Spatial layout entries
-----

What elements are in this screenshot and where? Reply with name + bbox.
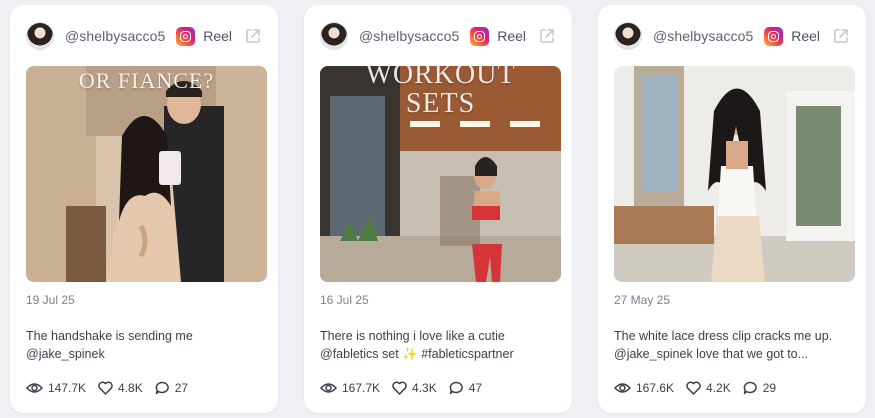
comment-icon [743, 381, 757, 395]
creator-handle[interactable]: @shelbysacco5 [359, 28, 470, 44]
views-count: 147.7K [48, 381, 87, 395]
eye-icon [320, 383, 337, 393]
likes-stat: 4.2K [686, 381, 731, 395]
reel-thumbnail[interactable]: WORKOUT SETS [320, 66, 561, 282]
comments-count: 47 [468, 381, 483, 395]
creator-avatar[interactable] [614, 22, 642, 50]
views-count: 167.6K [636, 381, 675, 395]
views-stat: 147.7K [26, 381, 86, 395]
caption-line: There is nothing i love like a cutie [320, 329, 505, 343]
post-date: 16 Jul 25 [320, 293, 369, 307]
engagement-stats: 167.6K 4.2K 29 [614, 381, 788, 395]
external-link-icon[interactable] [538, 27, 556, 45]
heart-icon [686, 381, 701, 395]
post-date: 27 May 25 [614, 293, 671, 307]
engagement-stats: 167.7K 4.3K 47 [320, 381, 494, 395]
likes-count: 4.2K [706, 381, 731, 395]
comments-stat: 27 [155, 381, 188, 395]
comment-icon [449, 381, 463, 395]
post-date: 19 Jul 25 [26, 293, 75, 307]
external-link-icon[interactable] [244, 27, 262, 45]
post-caption: The handshake is sending me @jake_spinek [26, 327, 266, 363]
card-header: @shelbysacco5 Reel [26, 21, 262, 51]
likes-stat: 4.3K [392, 381, 437, 395]
caption-line: @jake_spinek [26, 347, 105, 361]
reel-card[interactable]: @shelbysacco5 Reel [598, 5, 866, 413]
likes-count: 4.3K [412, 381, 437, 395]
views-stat: 167.7K [320, 381, 380, 395]
comments-stat: 29 [743, 381, 776, 395]
reel-card[interactable]: @shelbysacco5 Reel [10, 5, 278, 413]
creator-avatar[interactable] [26, 22, 54, 50]
post-type-label: Reel [791, 28, 820, 44]
card-header: @shelbysacco5 Reel [320, 21, 556, 51]
card-header: @shelbysacco5 Reel [614, 21, 850, 51]
instagram-icon [470, 26, 490, 46]
external-link-icon[interactable] [832, 27, 850, 45]
views-count: 167.7K [342, 381, 381, 395]
creator-avatar[interactable] [320, 22, 348, 50]
post-caption: There is nothing i love like a cutie @fa… [320, 327, 560, 363]
instagram-icon [764, 26, 784, 46]
comments-count: 29 [762, 381, 777, 395]
video-overlay-text: SETS [405, 88, 476, 119]
comments-stat: 47 [449, 381, 482, 395]
creator-handle[interactable]: @shelbysacco5 [653, 28, 764, 44]
heart-icon [98, 381, 113, 395]
reel-thumbnail[interactable] [614, 66, 855, 282]
likes-stat: 4.8K [98, 381, 143, 395]
reel-card[interactable]: @shelbysacco5 Reel [304, 5, 572, 413]
reel-card-grid: @shelbysacco5 Reel OR FIANCE? 19 Jul 25 … [0, 0, 875, 418]
caption-line: The handshake is sending me [26, 329, 193, 343]
caption-line: The white lace dress clip cracks me up. [614, 329, 833, 343]
likes-count: 4.8K [118, 381, 143, 395]
post-type-label: Reel [203, 28, 232, 44]
comments-count: 27 [174, 381, 189, 395]
caption-line: @jake_spinek love that we got to... [614, 347, 809, 361]
instagram-icon [176, 26, 196, 46]
creator-handle[interactable]: @shelbysacco5 [65, 28, 176, 44]
eye-icon [26, 383, 43, 393]
video-overlay-text: OR FIANCE? [78, 68, 215, 93]
post-type-label: Reel [497, 28, 526, 44]
engagement-stats: 147.7K 4.8K 27 [26, 381, 200, 395]
post-caption: The white lace dress clip cracks me up. … [614, 327, 854, 363]
reel-thumbnail[interactable]: OR FIANCE? [26, 66, 267, 282]
views-stat: 167.6K [614, 381, 674, 395]
video-overlay-text: WORKOUT [365, 66, 516, 90]
eye-icon [614, 383, 631, 393]
heart-icon [392, 381, 407, 395]
comment-icon [155, 381, 169, 395]
caption-line: @fabletics set ✨ #fableticspartner [320, 347, 514, 361]
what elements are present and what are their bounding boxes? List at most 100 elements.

-----

**Exercise description**
Put every line of the material above into a numbered list, omitting blank lines. Leave the pictures out of the list.

**Solution for this problem**
1. What elements are in this screenshot and where? Reply with name + bbox.
2. comment-icon [743, 381, 757, 395]
3. creator-handle[interactable]: @shelbysacco5 [359, 28, 470, 44]
4. views-count: 147.7K [48, 381, 87, 395]
5. eye-icon [320, 383, 337, 393]
6. likes-stat: 4.2K [686, 381, 731, 395]
7. reel-thumbnail[interactable]: WORKOUT SETS [320, 66, 561, 282]
8. comments-count: 47 [468, 381, 483, 395]
9. creator-avatar[interactable] [614, 22, 642, 50]
10. views-count: 167.6K [636, 381, 675, 395]
11. views-stat: 147.7K [26, 381, 86, 395]
12. caption-line: There is nothing i love like a cutie [320, 329, 505, 343]
13. post-date: 16 Jul 25 [320, 293, 369, 307]
14. engagement-stats: 167.6K 4.2K 29 [614, 381, 788, 395]
15. external-link-icon[interactable] [538, 27, 556, 45]
16. heart-icon [686, 381, 701, 395]
17. post-date: 27 May 25 [614, 293, 671, 307]
18. engagement-stats: 167.7K 4.3K 47 [320, 381, 494, 395]
19. likes-count: 4.2K [706, 381, 731, 395]
20. comments-stat: 27 [155, 381, 188, 395]
21. comment-icon [449, 381, 463, 395]
22. post-date: 19 Jul 25 [26, 293, 75, 307]
23. external-link-icon[interactable] [244, 27, 262, 45]
24. post-caption: The handshake is sending me @jake_spinek [26, 327, 266, 363]
25. card-header: @shelbysacco5 Reel [26, 21, 262, 51]
26. likes-stat: 4.3K [392, 381, 437, 395]
27. caption-line: @jake_spinek [26, 347, 105, 361]
28. reel-card[interactable]: @shelbysacco5 Reel [598, 5, 866, 413]
29. likes-count: 4.3K [412, 381, 437, 395]
30. views-stat: 167.7K [320, 381, 380, 395]
31. comments-stat: 29 [743, 381, 776, 395]
32. reel-card[interactable]: @shelbysacco5 Reel [10, 5, 278, 413]
33. creator-avatar[interactable] [26, 22, 54, 50]
34. post-type-label: Reel [791, 28, 820, 44]
35. card-header: @shelbysacco5 Reel [320, 21, 556, 51]
36. card-header: @shelbysacco5 Reel [614, 21, 850, 51]
37. instagram-icon [470, 26, 490, 46]
38. external-link-icon[interactable] [832, 27, 850, 45]
39. views-count: 167.7K [342, 381, 381, 395]
40. creator-avatar[interactable] [320, 22, 348, 50]
41. post-caption: There is nothing i love like a cutie @fa… [320, 327, 560, 363]
42. instagram-icon [764, 26, 784, 46]
43. comments-count: 29 [762, 381, 777, 395]
44. video-overlay-text: SETS [405, 88, 476, 119]
45. comments-stat: 47 [449, 381, 482, 395]
46. creator-handle[interactable]: @shelbysacco5 [653, 28, 764, 44]
47. heart-icon [98, 381, 113, 395]
48. reel-thumbnail[interactable] [614, 66, 855, 282]
49. likes-stat: 4.8K [98, 381, 143, 395]
50. reel-card[interactable]: @shelbysacco5 Reel [304, 5, 572, 413]
51. reel-card-grid: @shelbysacco5 Reel OR FIANCE? 19 Jul 25 … [0, 0, 875, 418]
52. caption-line: The handshake is sending me [26, 329, 193, 343]
53. caption-line: The white lace dress clip cracks me up. [614, 329, 833, 343]
54. likes-count: 4.8K [118, 381, 143, 395]
55. post-type-label: Reel [203, 28, 232, 44]
56. comments-count: 27 [174, 381, 189, 395]
57. caption-line: @jake_spinek love that we got to... [614, 347, 809, 361]
58. instagram-icon [176, 26, 196, 46]
59. creator-handle[interactable]: @shelbysacco5 [65, 28, 176, 44]
60. eye-icon [26, 383, 43, 393]
61. video-overlay-text: OR FIANCE? [78, 68, 215, 93]
62. post-type-label: Reel [497, 28, 526, 44]
63. engagement-stats: 147.7K 4.8K 27 [26, 381, 200, 395]
64. post-caption: The white lace dress clip cracks me up. … [614, 327, 854, 363]
65. reel-thumbnail[interactable]: OR FIANCE? [26, 66, 267, 282]
66. views-stat: 167.6K [614, 381, 674, 395]
67. video-overlay-text: WORKOUT [365, 66, 516, 90]
68. eye-icon [614, 383, 631, 393]
69. heart-icon [392, 381, 407, 395]
70. comment-icon [155, 381, 169, 395]
71. caption-line: @fabletics set ✨ #fableticspartner [320, 347, 514, 361]
72. what elements are present and what are their bounding boxes? List at most 100 elements.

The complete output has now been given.